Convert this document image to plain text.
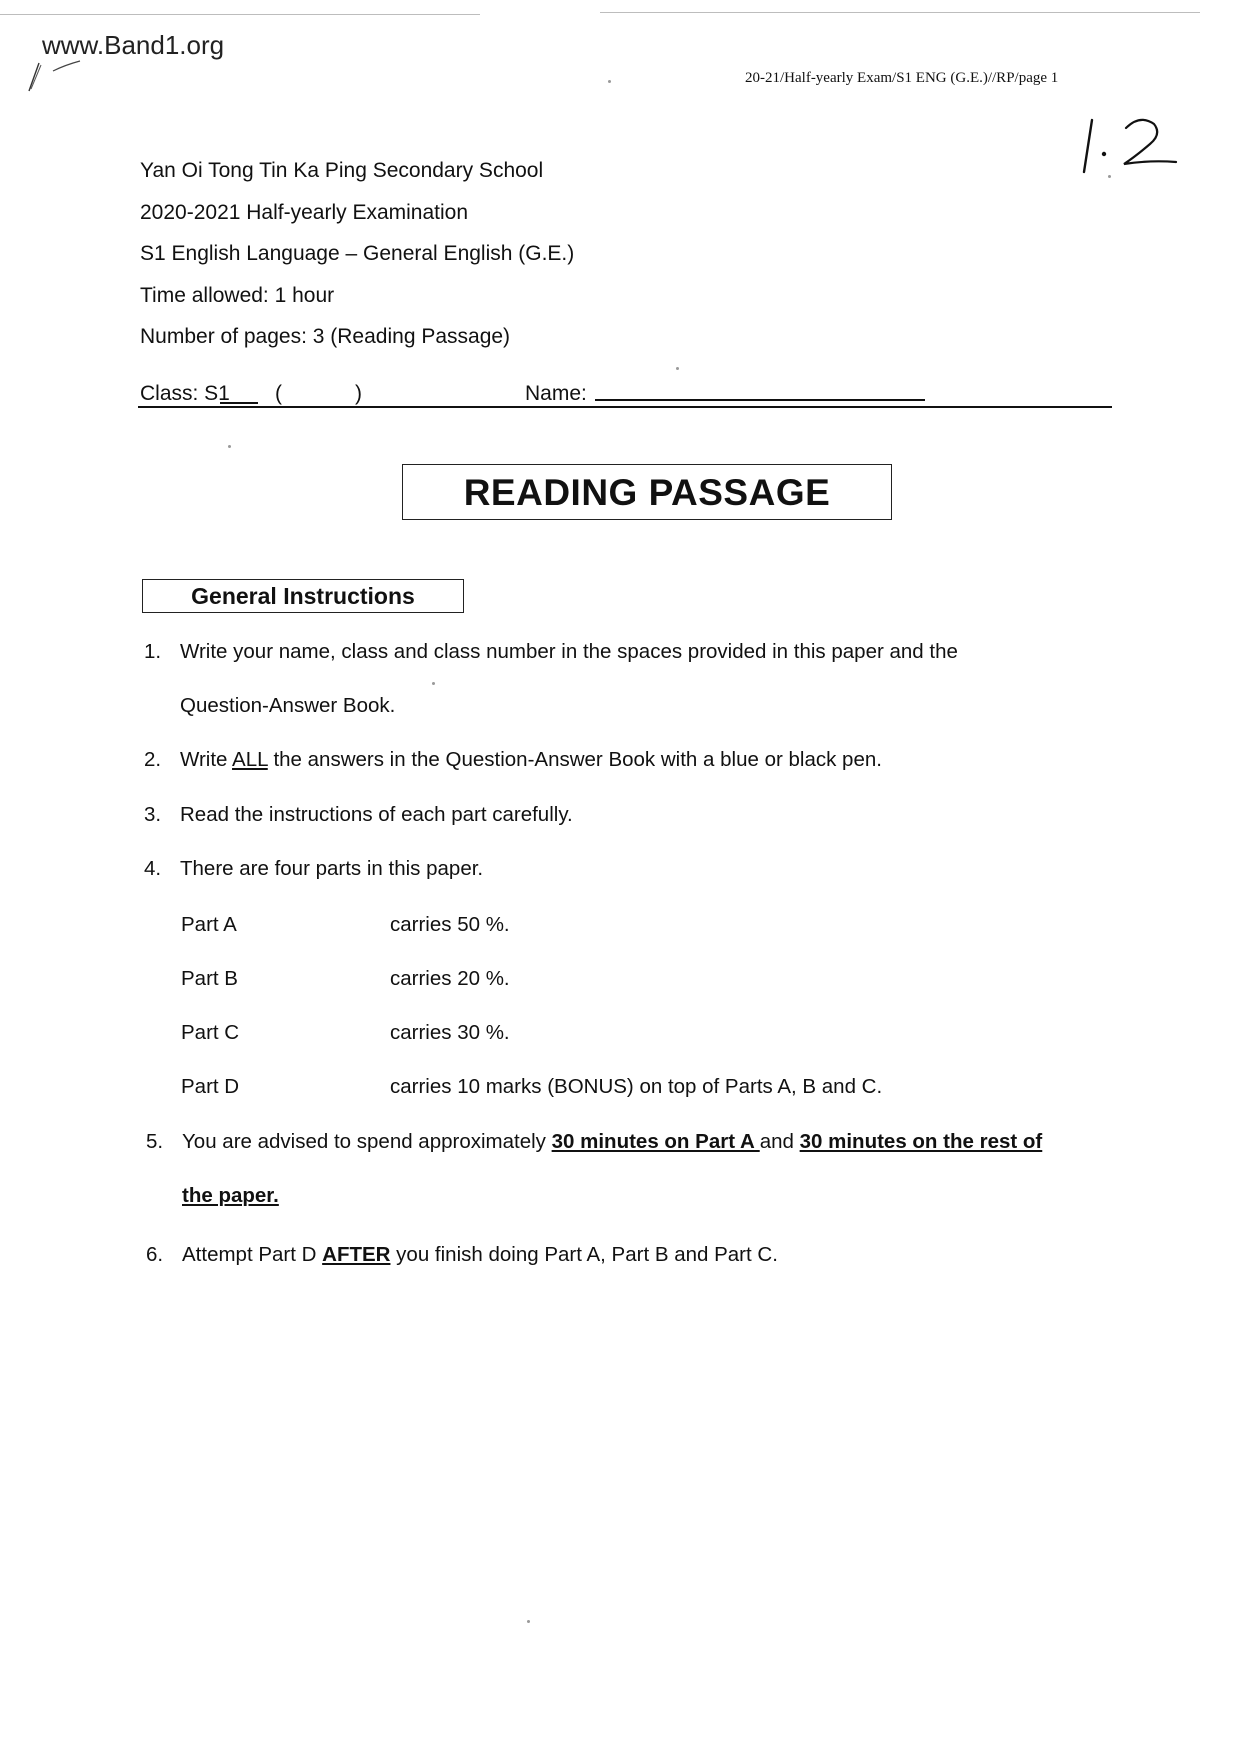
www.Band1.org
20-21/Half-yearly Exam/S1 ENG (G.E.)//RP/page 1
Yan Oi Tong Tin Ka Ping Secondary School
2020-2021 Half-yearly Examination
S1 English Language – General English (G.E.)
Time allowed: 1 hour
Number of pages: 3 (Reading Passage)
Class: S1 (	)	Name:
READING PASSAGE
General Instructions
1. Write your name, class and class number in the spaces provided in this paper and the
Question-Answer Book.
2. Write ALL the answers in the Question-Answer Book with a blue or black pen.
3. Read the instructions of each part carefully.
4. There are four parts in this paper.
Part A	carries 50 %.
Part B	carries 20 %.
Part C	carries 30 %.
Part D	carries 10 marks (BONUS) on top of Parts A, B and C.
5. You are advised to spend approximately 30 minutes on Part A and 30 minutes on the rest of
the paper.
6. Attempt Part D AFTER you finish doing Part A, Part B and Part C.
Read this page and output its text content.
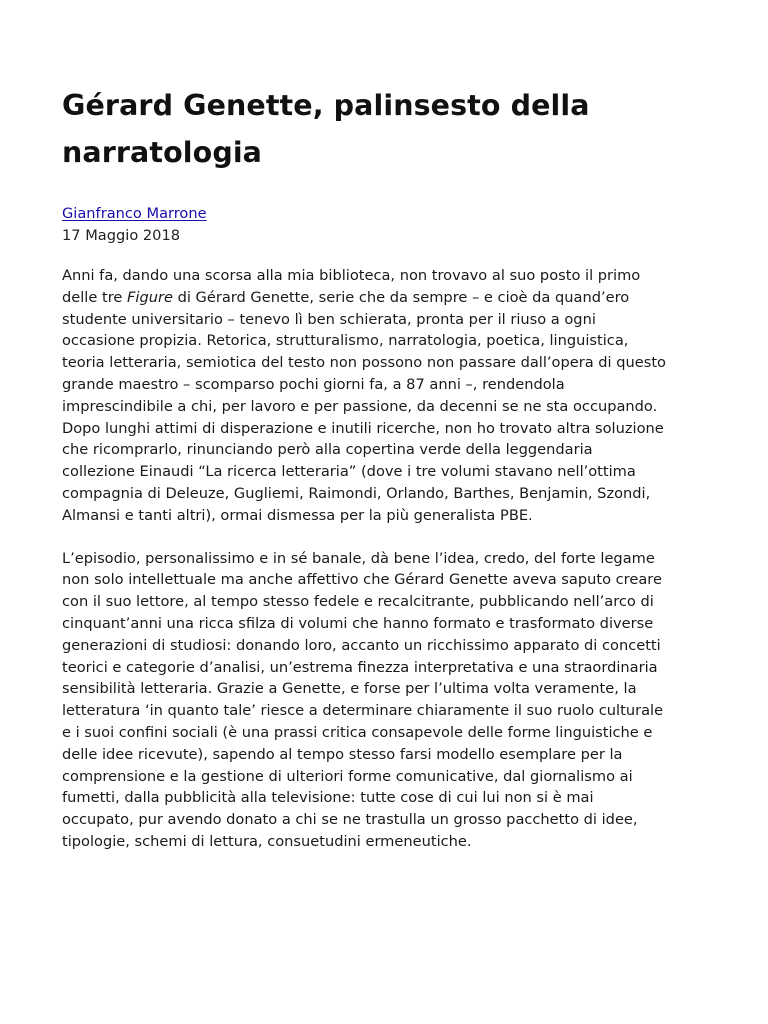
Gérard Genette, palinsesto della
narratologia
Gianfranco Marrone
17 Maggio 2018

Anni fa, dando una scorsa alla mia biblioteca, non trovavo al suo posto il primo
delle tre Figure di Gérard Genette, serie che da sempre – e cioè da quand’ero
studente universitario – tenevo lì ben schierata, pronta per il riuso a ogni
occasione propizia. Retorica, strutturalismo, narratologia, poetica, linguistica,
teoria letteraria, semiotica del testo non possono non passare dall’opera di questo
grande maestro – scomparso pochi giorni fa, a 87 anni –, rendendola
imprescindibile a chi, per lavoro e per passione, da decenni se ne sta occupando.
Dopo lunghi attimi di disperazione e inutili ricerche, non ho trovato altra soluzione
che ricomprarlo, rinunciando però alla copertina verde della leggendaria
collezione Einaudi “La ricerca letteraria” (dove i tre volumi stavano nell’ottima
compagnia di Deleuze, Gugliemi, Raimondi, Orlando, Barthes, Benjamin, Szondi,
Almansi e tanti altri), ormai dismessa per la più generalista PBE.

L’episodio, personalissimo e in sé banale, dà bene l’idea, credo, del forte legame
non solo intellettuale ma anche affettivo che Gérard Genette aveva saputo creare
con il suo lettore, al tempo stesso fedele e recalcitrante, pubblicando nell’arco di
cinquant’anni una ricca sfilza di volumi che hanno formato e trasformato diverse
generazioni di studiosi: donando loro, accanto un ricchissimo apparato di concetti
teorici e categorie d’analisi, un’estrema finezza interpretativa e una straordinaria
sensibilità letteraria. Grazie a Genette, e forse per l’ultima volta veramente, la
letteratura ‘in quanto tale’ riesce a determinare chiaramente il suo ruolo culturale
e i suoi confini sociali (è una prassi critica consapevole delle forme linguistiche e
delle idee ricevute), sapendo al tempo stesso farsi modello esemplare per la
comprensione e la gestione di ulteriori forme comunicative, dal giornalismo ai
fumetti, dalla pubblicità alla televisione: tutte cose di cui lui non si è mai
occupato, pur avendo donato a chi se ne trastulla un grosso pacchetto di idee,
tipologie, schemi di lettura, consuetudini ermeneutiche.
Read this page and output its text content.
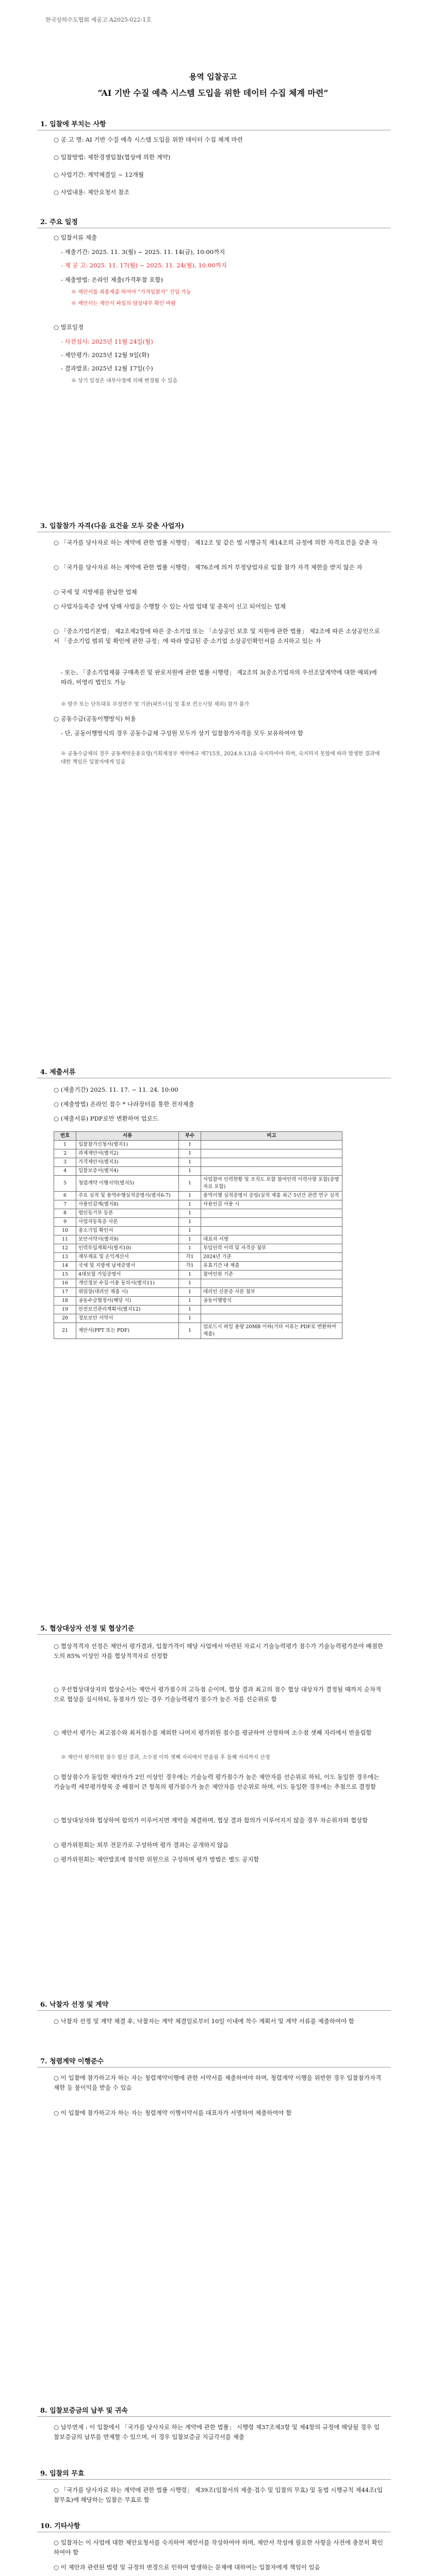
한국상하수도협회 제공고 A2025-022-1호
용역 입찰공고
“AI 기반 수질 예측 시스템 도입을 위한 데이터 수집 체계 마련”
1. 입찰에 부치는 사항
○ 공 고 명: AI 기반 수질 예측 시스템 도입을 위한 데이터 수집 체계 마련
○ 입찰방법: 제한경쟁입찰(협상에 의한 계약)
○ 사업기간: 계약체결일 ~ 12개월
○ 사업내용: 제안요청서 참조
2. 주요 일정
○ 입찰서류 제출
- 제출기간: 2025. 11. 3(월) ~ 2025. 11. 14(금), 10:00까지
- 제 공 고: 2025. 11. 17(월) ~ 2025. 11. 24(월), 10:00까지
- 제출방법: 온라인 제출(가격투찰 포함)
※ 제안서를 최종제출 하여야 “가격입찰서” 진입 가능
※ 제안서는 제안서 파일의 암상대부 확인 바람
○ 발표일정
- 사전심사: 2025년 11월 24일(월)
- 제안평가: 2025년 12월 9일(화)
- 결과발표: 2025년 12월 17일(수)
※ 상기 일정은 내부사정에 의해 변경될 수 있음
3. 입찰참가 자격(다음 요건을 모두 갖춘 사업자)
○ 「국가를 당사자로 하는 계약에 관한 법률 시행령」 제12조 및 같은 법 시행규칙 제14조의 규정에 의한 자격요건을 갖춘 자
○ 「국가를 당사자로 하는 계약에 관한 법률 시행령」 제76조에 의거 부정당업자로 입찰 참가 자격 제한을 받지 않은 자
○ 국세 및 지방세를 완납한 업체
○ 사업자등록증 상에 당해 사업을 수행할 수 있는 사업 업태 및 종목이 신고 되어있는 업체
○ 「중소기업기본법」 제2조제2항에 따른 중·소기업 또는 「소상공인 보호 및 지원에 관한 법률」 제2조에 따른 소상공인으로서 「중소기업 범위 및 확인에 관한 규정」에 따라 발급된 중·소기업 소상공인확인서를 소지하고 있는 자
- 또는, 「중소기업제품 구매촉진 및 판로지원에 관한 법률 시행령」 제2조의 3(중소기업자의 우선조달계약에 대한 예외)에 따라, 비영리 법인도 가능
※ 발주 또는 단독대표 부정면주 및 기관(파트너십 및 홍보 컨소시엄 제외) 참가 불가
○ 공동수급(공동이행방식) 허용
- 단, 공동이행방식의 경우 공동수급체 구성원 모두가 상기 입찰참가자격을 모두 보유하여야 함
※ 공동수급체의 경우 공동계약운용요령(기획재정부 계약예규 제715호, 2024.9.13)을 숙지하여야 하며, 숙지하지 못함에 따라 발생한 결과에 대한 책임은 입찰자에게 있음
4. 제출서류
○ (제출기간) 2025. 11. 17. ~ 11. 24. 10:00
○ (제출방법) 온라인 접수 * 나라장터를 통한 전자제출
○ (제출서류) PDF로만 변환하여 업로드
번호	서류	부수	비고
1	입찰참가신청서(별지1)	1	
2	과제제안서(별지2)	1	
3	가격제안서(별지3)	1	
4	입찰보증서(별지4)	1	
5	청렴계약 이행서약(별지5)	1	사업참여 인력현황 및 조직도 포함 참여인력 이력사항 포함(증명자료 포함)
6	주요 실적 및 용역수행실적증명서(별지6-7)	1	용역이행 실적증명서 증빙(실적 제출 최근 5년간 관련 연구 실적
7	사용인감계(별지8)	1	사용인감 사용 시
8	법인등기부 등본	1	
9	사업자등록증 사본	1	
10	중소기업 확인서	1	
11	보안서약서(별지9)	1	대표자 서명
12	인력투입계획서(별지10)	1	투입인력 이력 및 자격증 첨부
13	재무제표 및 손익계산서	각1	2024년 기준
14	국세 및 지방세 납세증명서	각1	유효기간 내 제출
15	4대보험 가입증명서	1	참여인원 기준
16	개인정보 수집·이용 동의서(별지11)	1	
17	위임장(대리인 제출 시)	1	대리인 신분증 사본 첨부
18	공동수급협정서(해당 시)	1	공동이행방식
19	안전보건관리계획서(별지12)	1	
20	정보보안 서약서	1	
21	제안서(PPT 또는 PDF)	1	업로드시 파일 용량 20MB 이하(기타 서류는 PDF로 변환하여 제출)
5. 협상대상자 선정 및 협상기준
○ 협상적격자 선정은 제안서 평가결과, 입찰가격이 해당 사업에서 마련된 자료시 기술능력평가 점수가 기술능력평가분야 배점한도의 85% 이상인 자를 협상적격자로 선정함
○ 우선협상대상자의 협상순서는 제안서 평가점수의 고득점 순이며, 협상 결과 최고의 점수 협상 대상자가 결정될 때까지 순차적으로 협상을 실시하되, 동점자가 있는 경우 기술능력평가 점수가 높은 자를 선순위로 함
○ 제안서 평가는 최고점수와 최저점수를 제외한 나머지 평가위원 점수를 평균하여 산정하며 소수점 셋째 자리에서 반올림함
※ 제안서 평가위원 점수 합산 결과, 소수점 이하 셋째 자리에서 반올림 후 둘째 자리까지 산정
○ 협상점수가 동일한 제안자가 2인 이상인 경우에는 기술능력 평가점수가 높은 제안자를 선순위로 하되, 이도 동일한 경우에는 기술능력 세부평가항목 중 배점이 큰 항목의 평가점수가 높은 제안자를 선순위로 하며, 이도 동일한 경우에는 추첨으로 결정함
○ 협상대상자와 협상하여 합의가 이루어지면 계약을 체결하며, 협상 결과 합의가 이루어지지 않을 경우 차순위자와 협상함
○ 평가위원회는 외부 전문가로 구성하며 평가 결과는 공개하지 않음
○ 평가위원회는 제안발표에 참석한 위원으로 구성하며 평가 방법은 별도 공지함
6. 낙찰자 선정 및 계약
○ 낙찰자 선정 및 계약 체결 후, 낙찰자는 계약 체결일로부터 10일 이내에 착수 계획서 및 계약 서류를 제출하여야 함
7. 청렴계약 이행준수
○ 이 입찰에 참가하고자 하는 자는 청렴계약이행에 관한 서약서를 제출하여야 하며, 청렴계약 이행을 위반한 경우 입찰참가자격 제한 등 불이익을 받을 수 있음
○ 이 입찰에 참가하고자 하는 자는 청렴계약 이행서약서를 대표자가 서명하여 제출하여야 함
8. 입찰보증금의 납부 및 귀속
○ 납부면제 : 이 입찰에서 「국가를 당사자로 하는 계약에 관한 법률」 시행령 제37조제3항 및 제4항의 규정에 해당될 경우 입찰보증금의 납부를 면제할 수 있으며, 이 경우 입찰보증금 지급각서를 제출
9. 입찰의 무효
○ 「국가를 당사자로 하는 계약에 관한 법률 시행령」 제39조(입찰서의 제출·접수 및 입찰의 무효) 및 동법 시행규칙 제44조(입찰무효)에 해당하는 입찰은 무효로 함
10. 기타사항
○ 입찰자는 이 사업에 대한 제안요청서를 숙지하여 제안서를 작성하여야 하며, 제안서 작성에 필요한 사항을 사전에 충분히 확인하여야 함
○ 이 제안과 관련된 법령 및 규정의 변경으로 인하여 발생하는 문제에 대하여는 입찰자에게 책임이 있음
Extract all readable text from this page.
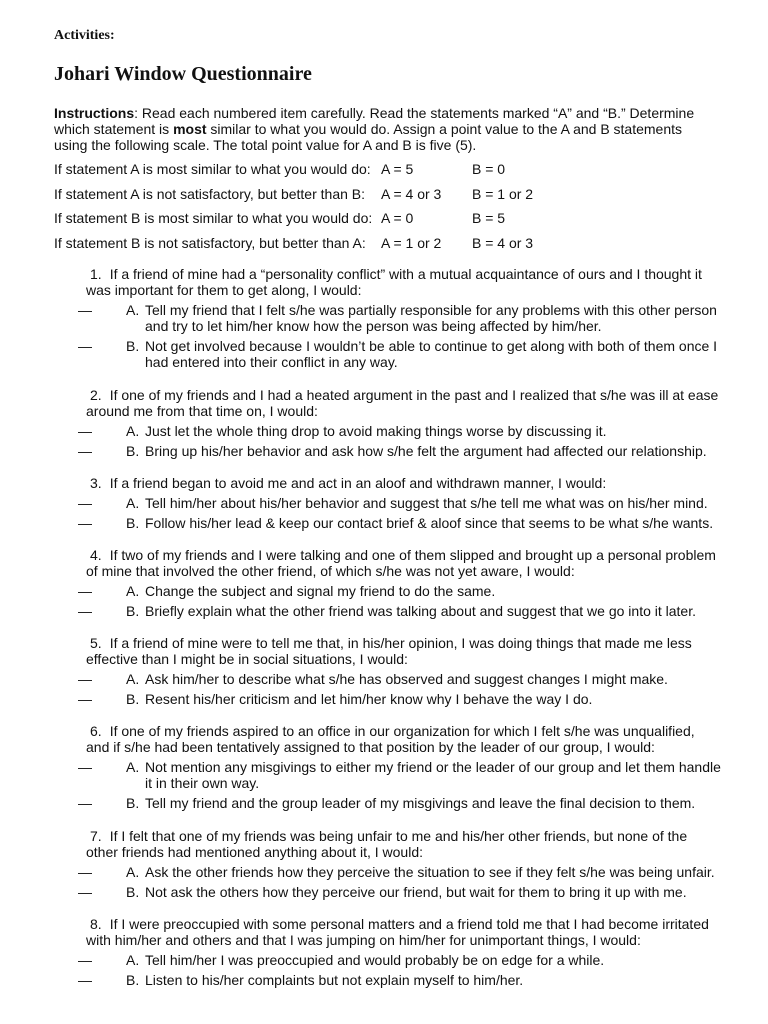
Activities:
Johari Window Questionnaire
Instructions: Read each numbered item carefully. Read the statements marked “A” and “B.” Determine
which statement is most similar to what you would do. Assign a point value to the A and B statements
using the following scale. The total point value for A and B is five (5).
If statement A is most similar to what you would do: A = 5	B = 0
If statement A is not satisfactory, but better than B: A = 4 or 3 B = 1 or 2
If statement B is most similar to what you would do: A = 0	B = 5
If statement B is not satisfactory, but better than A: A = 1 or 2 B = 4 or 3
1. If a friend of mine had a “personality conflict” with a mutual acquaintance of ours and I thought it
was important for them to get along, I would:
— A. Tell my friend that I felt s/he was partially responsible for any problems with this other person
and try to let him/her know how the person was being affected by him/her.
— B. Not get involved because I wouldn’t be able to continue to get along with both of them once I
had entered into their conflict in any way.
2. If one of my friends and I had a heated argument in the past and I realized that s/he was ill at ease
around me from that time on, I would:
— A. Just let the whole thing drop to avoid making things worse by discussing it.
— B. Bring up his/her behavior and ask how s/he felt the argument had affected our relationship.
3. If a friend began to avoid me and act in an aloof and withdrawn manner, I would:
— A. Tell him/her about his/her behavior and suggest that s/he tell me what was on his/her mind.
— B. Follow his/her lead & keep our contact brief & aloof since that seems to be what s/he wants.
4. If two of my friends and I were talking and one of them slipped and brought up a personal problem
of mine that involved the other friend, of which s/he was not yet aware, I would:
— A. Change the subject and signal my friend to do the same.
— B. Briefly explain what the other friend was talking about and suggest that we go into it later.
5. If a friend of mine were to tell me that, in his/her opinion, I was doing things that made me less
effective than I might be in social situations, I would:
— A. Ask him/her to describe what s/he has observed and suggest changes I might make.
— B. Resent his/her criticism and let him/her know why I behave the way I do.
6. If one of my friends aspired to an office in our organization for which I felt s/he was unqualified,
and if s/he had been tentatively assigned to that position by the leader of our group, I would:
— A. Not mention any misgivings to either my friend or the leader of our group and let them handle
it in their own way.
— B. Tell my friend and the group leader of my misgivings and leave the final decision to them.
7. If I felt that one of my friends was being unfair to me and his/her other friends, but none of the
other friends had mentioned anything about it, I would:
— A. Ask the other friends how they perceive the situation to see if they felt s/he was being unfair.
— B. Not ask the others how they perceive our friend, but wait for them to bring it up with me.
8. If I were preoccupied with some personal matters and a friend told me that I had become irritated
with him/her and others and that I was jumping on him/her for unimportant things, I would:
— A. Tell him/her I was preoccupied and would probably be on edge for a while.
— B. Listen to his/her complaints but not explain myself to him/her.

────

Exercise objective
In the records above, collect each line with "Answer".

Solution
Question-Answer Book.
2. Write ALL the answers in the Question-Answer Book with a blue or black pen.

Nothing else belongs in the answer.